◆ **What is asked**:
Update the lines from the start of the list through the line holding "1109, 794, 1137]", inclusive, by replacing "element" with "item" and changing nothing else. Give back only those lines.

Stored entries:
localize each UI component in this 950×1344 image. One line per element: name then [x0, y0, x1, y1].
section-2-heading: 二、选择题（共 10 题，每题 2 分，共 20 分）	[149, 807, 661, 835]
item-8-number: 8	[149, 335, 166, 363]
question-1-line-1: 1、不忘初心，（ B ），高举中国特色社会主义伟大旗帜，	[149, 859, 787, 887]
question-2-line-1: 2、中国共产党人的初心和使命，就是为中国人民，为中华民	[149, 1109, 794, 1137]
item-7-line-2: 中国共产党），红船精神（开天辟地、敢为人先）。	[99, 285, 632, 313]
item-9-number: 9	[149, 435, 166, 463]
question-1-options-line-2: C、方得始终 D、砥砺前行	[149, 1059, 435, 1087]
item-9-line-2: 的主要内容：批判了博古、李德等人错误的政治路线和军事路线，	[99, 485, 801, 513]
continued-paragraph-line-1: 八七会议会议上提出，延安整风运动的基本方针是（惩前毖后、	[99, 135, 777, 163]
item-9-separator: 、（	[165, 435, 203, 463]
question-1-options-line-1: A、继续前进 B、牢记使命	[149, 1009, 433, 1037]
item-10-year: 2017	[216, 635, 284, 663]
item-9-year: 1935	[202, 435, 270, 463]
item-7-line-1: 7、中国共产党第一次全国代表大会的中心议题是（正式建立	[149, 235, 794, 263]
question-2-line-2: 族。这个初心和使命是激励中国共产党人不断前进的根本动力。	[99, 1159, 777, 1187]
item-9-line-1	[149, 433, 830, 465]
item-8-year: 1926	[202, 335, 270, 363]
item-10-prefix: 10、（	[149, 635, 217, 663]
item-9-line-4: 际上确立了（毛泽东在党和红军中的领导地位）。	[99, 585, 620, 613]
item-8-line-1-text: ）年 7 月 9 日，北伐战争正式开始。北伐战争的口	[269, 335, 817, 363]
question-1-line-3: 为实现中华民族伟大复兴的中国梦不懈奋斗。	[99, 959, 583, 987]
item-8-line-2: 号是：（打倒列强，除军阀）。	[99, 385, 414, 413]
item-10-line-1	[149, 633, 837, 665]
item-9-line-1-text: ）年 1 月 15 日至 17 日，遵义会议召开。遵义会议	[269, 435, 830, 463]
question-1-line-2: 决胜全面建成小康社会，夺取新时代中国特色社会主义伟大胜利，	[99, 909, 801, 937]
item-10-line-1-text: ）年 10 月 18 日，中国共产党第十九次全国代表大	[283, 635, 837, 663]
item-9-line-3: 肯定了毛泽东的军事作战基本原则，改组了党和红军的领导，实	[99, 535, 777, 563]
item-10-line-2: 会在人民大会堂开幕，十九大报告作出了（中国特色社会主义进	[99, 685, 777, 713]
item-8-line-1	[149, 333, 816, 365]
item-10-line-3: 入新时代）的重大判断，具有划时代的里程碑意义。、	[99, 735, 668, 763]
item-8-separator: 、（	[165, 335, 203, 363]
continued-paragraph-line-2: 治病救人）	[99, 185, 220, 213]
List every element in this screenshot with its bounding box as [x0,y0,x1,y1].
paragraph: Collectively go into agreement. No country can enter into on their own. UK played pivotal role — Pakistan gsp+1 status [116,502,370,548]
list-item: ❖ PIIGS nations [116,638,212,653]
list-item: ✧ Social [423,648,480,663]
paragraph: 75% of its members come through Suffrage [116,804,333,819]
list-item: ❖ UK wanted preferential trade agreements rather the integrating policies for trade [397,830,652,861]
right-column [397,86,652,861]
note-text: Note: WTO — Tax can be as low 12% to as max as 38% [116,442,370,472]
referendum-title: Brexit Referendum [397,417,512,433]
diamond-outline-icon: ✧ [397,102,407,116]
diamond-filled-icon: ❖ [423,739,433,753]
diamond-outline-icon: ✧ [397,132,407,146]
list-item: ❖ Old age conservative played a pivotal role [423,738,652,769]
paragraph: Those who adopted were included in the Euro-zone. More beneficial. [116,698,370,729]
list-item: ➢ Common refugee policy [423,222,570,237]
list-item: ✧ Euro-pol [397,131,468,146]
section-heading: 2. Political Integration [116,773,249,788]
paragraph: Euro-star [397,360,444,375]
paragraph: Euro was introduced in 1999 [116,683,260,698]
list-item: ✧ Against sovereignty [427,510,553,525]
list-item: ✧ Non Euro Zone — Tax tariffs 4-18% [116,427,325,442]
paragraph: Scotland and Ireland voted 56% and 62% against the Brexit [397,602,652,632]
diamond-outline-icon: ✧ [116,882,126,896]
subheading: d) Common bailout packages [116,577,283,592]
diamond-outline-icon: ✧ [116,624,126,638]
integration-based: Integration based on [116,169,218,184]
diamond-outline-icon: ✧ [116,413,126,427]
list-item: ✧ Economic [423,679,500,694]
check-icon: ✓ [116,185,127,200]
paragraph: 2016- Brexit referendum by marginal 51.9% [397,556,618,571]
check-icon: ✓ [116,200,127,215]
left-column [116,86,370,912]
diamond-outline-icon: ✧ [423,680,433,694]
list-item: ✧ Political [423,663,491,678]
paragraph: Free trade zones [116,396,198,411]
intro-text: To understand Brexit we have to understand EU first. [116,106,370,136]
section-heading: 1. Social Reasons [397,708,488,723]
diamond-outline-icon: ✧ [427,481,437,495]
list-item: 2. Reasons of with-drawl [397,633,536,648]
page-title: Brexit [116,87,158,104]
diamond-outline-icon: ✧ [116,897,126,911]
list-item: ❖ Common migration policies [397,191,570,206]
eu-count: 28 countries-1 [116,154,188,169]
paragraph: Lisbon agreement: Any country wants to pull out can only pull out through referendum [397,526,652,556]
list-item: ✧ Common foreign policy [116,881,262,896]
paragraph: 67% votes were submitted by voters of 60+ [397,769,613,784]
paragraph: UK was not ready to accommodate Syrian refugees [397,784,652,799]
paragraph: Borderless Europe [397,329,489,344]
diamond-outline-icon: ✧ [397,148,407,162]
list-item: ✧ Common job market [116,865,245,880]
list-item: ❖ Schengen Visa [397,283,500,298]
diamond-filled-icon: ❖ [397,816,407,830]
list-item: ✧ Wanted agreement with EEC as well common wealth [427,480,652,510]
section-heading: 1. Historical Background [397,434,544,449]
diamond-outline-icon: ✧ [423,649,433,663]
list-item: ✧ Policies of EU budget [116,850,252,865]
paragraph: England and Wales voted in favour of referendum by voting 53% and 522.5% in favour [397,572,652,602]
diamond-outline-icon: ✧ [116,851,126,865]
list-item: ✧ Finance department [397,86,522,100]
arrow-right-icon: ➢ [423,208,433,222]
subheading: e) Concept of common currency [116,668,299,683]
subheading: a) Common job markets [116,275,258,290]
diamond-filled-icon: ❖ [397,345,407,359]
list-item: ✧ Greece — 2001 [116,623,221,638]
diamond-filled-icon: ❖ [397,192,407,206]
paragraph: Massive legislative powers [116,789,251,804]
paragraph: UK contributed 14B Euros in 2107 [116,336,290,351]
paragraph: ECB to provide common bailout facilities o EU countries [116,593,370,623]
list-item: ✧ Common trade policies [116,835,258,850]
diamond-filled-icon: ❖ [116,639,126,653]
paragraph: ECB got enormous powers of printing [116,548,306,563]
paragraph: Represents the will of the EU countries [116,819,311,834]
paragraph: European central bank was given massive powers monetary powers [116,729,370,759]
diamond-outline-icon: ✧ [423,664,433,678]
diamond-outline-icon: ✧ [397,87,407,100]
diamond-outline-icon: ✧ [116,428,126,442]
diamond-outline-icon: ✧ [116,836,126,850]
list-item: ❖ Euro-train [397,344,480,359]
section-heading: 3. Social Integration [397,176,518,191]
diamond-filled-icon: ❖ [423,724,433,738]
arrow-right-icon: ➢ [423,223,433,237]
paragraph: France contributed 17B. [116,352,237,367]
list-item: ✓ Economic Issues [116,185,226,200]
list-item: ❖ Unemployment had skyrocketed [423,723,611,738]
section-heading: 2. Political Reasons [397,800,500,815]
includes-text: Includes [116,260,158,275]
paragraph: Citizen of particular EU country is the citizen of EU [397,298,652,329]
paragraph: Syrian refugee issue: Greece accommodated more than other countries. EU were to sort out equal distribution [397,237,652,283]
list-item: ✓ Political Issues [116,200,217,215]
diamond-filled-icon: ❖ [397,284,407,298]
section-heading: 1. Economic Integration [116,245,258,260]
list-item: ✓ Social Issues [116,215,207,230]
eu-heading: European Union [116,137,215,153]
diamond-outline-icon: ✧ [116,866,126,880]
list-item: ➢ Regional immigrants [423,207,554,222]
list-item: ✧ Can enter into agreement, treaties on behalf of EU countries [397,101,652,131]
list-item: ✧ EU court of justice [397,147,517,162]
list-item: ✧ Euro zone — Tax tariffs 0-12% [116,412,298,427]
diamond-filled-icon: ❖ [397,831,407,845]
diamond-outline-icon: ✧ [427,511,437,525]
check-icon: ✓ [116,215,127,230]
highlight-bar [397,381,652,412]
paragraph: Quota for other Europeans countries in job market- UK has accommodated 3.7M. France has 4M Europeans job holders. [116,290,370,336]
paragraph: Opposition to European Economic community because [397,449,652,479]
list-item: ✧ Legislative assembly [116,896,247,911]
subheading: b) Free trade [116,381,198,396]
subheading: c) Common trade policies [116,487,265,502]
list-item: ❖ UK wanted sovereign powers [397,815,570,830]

◆ **Exercise response**:
localize each UI component in this 950×1344 image. One line per item: name then [x0, y0, x1, y1].
section-2-heading: 二、选择题（共 10 题，每题 2 分，共 20 分）	[149, 807, 661, 835]
item-8-number: 8	[149, 335, 166, 363]
question-1-line-1: 1、不忘初心，（ B ），高举中国特色社会主义伟大旗帜，	[149, 859, 787, 887]
question-2-line-1: 2、中国共产党人的初心和使命，就是为中国人民，为中华民	[149, 1109, 794, 1137]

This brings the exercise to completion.